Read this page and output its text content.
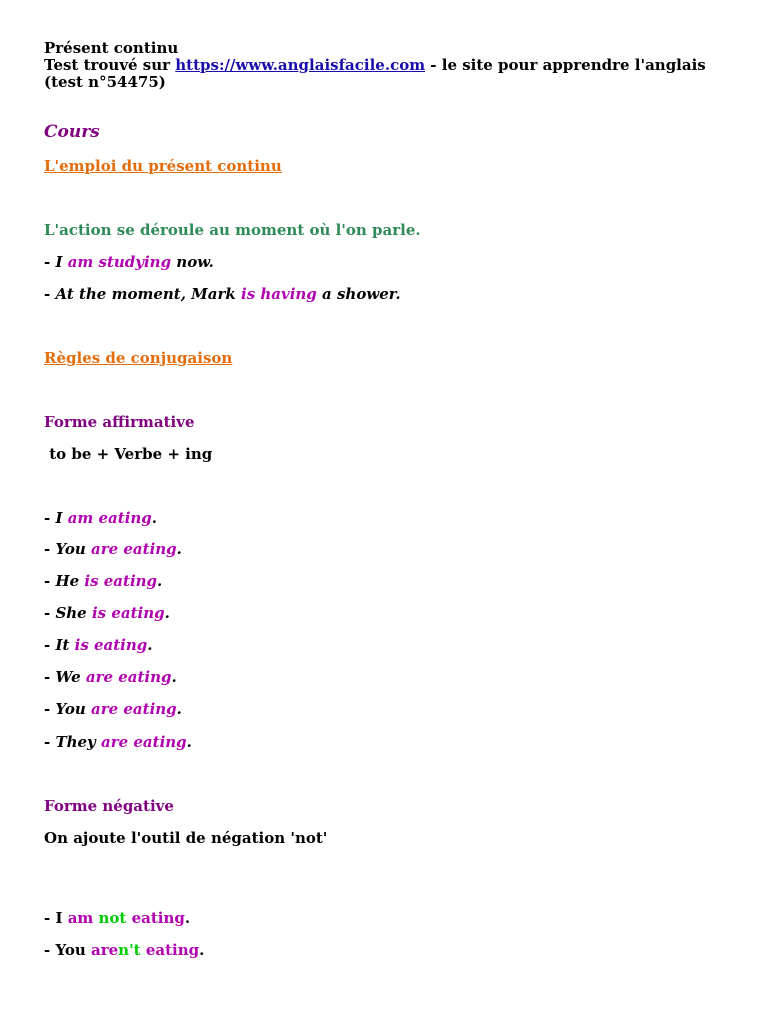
Présent continu
Test trouvé sur https://www.anglaisfacile.com - le site pour apprendre l'anglais (test n°54475)
Cours
L'emploi du présent continu
L'action se déroule au moment où l'on parle.
- I am studying now.
- At the moment, Mark is having a shower.
Règles de conjugaison
Forme affirmative
to be + Verbe + ing
- I am eating.
- You are eating.
- He is eating.
- She is eating.
- It is eating.
- We are eating.
- You are eating.
- They are eating.
Forme négative
On ajoute l'outil de négation 'not'
- I am not eating.
- You aren't eating.
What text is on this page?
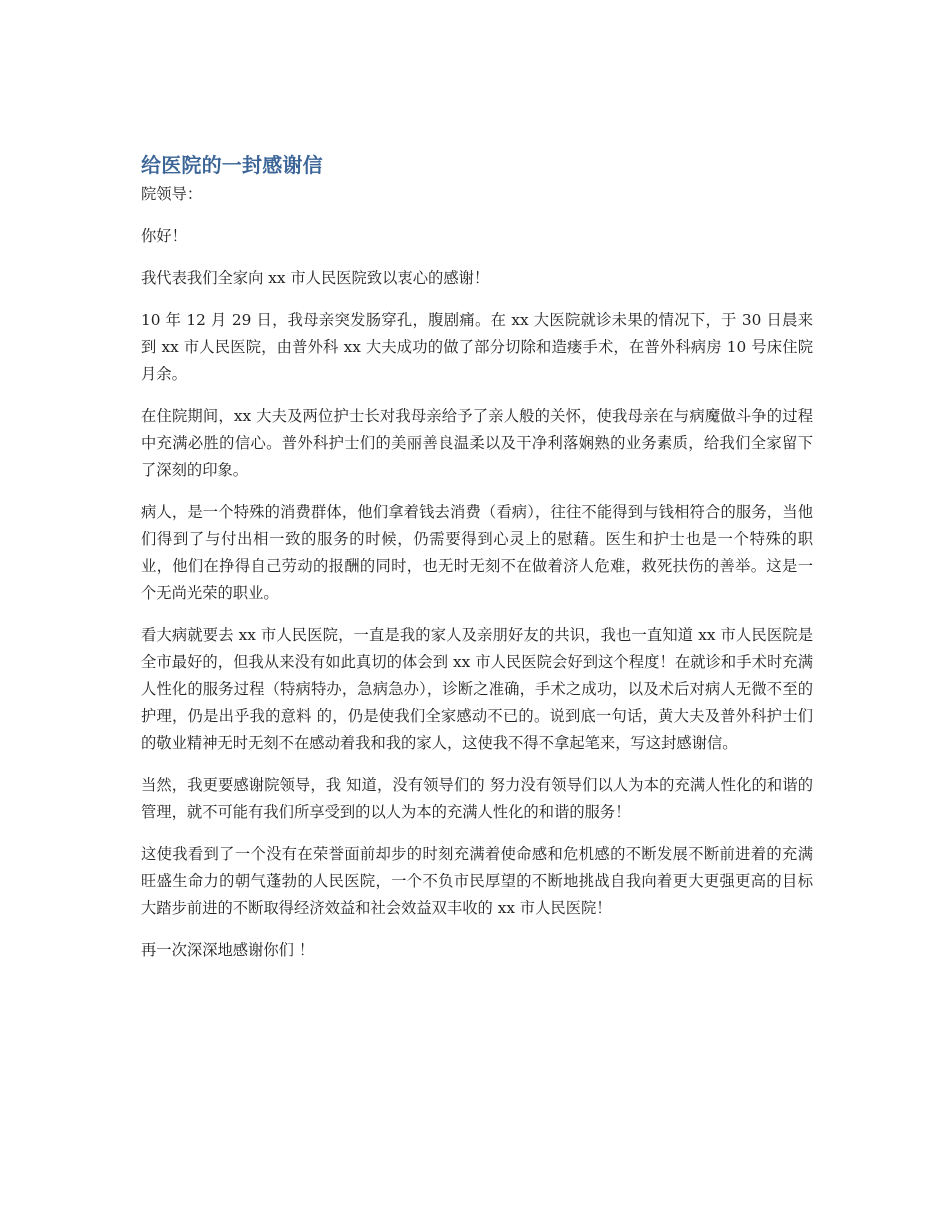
给医院的一封感谢信

院领导：

你好！

我代表我们全家向 xx 市人民医院致以衷心的感谢！

10 年 12 月 29 日，我母亲突发肠穿孔，腹剧痛。在 xx 大医院就诊未果的情况下，于 30 日晨来到 xx 市人民医院，由普外科 xx 大夫成功的做了部分切除和造瘘手术，在普外科病房 10 号床住院月余。

在住院期间，xx 大夫及两位护士长对我母亲给予了亲人般的关怀，使我母亲在与病魔做斗争的过程中充满必胜的信心。普外科护士们的美丽善良温柔以及干净利落娴熟的业务素质，给我们全家留下了深刻的印象。

病人，是一个特殊的消费群体，他们拿着钱去消费（看病），往往不能得到与钱相符合的服务，当他们得到了与付出相一致的服务的时候，仍需要得到心灵上的慰藉。医生和护士也是一个特殊的职业，他们在挣得自己劳动的报酬的同时，也无时无刻不在做着济人危难，救死扶伤的善举。这是一个无尚光荣的职业。

看大病就要去 xx 市人民医院，一直是我的家人及亲朋好友的共识，我也一直知道 xx 市人民医院是 全市最好的，但我从来没有如此真切的体会到 xx 市人民医院会好到这个程度！在就诊和手术时充满人性化的服务过程（特病特办，急病急办），诊断之准确，手术之成功，以及术后对病人无微不至的护理，仍是出乎我的意料 的，仍是使我们全家感动不已的。说到底一句话，黄大夫及普外科护士们的敬业精神无时无刻不在感动着我和我的家人，这使我不得不拿起笔来，写这封感谢信。

当然，我更要感谢院领导，我 知道，没有领导们的 努力没有领导们以人为本的充满人性化的和谐的 管理，就不可能有我们所享受到的以人为本的充满人性化的和谐的服务！

这使我看到了一个没有在荣誉面前却步的时刻充满着使命感和危机感的不断发展不断前进着的充满旺盛生命力的朝气蓬勃的人民医院，一个不负市民厚望的不断地挑战自我向着更大更强更高的目标大踏步前进的不断取得经济效益和社会效益双丰收的 xx 市人民医院！

再一次深深地感谢你们 ！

> Challenge:
Exactly as written, give again every line from the one containing "What text is on this page?" through the last line of the material, both included, with the pictures left out.

> Final result:
What text is on this page?
给医院的一封感谢信

院领导：

你好！

我代表我们全家向 xx 市人民医院致以衷心的感谢！

10 年 12 月 29 日，我母亲突发肠穿孔，腹剧痛。在 xx 大医院就诊未果的情况下，于 30 日晨来到 xx 市人民医院，由普外科 xx 大夫成功的做了部分切除和造瘘手术，在普外科病房 10 号床住院月余。

在住院期间，xx 大夫及两位护士长对我母亲给予了亲人般的关怀，使我母亲在与病魔做斗争的过程中充满必胜的信心。普外科护士们的美丽善良温柔以及干净利落娴熟的业务素质，给我们全家留下了深刻的印象。

病人，是一个特殊的消费群体，他们拿着钱去消费（看病），往往不能得到与钱相符合的服务，当他们得到了与付出相一致的服务的时候，仍需要得到心灵上的慰藉。医生和护士也是一个特殊的职业，他们在挣得自己劳动的报酬的同时，也无时无刻不在做着济人危难，救死扶伤的善举。这是一个无尚光荣的职业。

看大病就要去 xx 市人民医院，一直是我的家人及亲朋好友的共识，我也一直知道 xx 市人民医院是 全市最好的，但我从来没有如此真切的体会到 xx 市人民医院会好到这个程度！在就诊和手术时充满人性化的服务过程（特病特办，急病急办），诊断之准确，手术之成功，以及术后对病人无微不至的护理，仍是出乎我的意料 的，仍是使我们全家感动不已的。说到底一句话，黄大夫及普外科护士们的敬业精神无时无刻不在感动着我和我的家人，这使我不得不拿起笔来，写这封感谢信。

当然，我更要感谢院领导，我 知道，没有领导们的 努力没有领导们以人为本的充满人性化的和谐的 管理，就不可能有我们所享受到的以人为本的充满人性化的和谐的服务！

这使我看到了一个没有在荣誉面前却步的时刻充满着使命感和危机感的不断发展不断前进着的充满旺盛生命力的朝气蓬勃的人民医院，一个不负市民厚望的不断地挑战自我向着更大更强更高的目标大踏步前进的不断取得经济效益和社会效益双丰收的 xx 市人民医院！

再一次深深地感谢你们 ！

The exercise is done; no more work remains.